Part of a data file
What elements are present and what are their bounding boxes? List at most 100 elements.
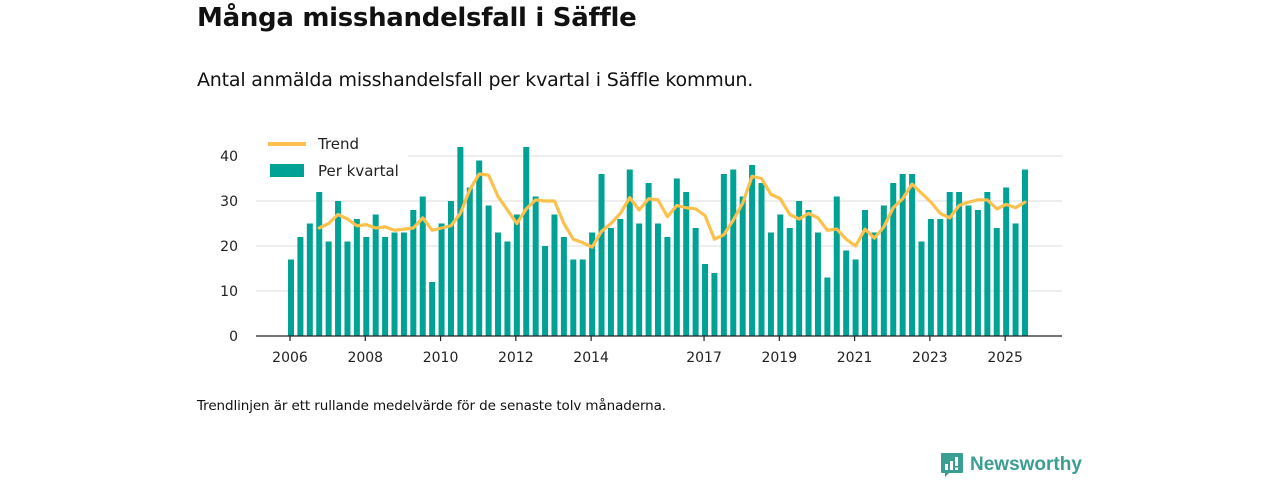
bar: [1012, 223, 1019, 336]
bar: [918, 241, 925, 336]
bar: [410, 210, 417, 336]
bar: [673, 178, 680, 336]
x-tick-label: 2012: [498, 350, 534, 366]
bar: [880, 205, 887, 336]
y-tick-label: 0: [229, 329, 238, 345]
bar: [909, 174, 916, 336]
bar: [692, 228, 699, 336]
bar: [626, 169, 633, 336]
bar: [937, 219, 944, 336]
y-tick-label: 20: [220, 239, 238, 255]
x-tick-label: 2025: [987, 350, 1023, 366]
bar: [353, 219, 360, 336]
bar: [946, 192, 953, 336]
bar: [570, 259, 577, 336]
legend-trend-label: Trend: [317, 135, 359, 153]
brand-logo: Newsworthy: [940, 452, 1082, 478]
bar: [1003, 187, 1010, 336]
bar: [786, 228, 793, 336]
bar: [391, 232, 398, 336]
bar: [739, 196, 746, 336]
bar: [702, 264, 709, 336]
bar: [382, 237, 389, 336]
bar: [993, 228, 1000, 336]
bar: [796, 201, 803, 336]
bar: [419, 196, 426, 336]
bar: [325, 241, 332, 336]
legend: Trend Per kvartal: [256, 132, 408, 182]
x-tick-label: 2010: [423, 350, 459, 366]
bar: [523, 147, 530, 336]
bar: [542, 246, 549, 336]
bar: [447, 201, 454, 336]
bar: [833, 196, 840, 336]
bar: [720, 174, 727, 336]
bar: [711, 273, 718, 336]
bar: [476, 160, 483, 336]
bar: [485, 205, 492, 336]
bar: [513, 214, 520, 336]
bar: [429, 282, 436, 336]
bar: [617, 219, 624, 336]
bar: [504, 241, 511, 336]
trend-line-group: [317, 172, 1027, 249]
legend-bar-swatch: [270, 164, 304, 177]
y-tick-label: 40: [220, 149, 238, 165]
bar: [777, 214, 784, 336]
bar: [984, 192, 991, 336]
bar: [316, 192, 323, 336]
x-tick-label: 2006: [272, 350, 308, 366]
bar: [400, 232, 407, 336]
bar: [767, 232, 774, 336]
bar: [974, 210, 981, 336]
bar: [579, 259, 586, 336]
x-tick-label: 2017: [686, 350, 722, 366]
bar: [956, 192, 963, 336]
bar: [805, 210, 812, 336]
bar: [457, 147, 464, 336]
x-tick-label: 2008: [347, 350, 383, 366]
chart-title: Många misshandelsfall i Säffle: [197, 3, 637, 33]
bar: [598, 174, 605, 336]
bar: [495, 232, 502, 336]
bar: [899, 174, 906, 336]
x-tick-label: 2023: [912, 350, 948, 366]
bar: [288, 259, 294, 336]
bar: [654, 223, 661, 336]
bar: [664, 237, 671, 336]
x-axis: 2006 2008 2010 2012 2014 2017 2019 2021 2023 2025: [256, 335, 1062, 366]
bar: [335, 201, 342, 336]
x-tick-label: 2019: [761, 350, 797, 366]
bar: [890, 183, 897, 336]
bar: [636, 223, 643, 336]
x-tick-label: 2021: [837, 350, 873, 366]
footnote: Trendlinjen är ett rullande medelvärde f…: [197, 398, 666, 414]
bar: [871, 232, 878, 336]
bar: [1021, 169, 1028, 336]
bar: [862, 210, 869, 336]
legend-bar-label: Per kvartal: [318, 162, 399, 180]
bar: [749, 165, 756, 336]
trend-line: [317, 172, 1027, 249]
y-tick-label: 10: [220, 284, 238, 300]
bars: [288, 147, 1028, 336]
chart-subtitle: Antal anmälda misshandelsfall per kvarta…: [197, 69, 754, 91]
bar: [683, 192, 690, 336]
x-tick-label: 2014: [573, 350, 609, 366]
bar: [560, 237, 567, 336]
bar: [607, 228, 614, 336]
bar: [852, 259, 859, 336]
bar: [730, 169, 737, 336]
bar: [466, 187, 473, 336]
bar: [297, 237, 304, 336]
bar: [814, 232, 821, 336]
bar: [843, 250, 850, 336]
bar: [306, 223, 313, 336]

Task objective
Put the lines of the records from the line with "bar: [1012, 223, 1019, 336]" up to and including the line with "bar: [598, 174, 605, 336]" into a Markdown table with the columns Row and Line, numbering each row and leaving out blank lines.

Correct output
| Row | Line |
|---|---|
| 1 | bar: [1012, 223, 1019, 336] |
| 2 | bar: [918, 241, 925, 336] |
| 3 | bar: [410, 210, 417, 336] |
| 4 | bar: [673, 178, 680, 336] |
| 5 | x-tick-label: 2012: [498, 350, 534, 366] |
| 6 | bar: [880, 205, 887, 336] |
| 7 | y-tick-label: 0: [229, 329, 238, 345] |
| 8 | bar: [909, 174, 916, 336] |
| 9 | bar: [692, 228, 699, 336] |
| 10 | bar: [626, 169, 633, 336] |
| 11 | bar: [937, 219, 944, 336] |
| 12 | y-tick-label: 20: [220, 239, 238, 255] |
| 13 | x-tick-label: 2025: [987, 350, 1023, 366] |
| 14 | bar: [353, 219, 360, 336] |
| 15 | bar: [946, 192, 953, 336] |
| 16 | bar: [570, 259, 577, 336] |
| 17 | legend-trend-label: Trend: [317, 135, 359, 153] |
| 18 | brand-logo: Newsworthy: [940, 452, 1082, 478] |
| 19 | bar: [1003, 187, 1010, 336] |
| 20 | bar: [786, 228, 793, 336] |
| 21 | bar: [391, 232, 398, 336] |
| 22 | bar: [739, 196, 746, 336] |
| 23 | bar: [702, 264, 709, 336] |
| 24 | bar: [382, 237, 389, 336] |
| 25 | bar: [993, 228, 1000, 336] |
| 26 | bar: [796, 201, 803, 336] |
| 27 | bar: [419, 196, 426, 336] |
| 28 | bar: [325, 241, 332, 336] |
| 29 | legend: Trend Per kvartal: [256, 132, 408, 182] |
| 30 | x-tick-label: 2010: [423, 350, 459, 366] |
| 31 | bar: [523, 147, 530, 336] |
| 32 | bar: [542, 246, 549, 336] |
| 33 | bar: [447, 201, 454, 336] |
| 34 | bar: [833, 196, 840, 336] |
| 35 | bar: [720, 174, 727, 336] |
| 36 | bar: [711, 273, 718, 336] |
| 37 | bar: [476, 160, 483, 336] |
| 38 | bar: [485, 205, 492, 336] |
| 39 | bar: [513, 214, 520, 336] |
| 40 | bar: [429, 282, 436, 336] |
| 41 | bar: [617, 219, 624, 336] |
| 42 | bar: [504, 241, 511, 336] |
| 43 | trend-line-group: [317, 172, 1027, 249] |
| 44 | legend-bar-swatch: [270, 164, 304, 177] |
| 45 | y-tick-label: 40: [220, 149, 238, 165] |
| 46 | bar: [777, 214, 784, 336] |
| 47 | bar: [984, 192, 991, 336] |
| 48 | bar: [316, 192, 323, 336] |
| 49 | x-tick-label: 2006: [272, 350, 308, 366] |
| 50 | bar: [400, 232, 407, 336] |
| 51 | bar: [767, 232, 774, 336] |
| 52 | bar: [974, 210, 981, 336] |
| 53 | bar: [579, 259, 586, 336] |
| 54 | x-tick-label: 2017: [686, 350, 722, 366] |
| 55 | bar: [956, 192, 963, 336] |
| 56 | bar: [805, 210, 812, 336] |
| 57 | bar: [457, 147, 464, 336] |
| 58 | x-tick-label: 2008: [347, 350, 383, 366] |
| 59 | chart-title: Många misshandelsfall i Säffle: [197, 3, 637, 33] |
| 60 | bar: [598, 174, 605, 336] |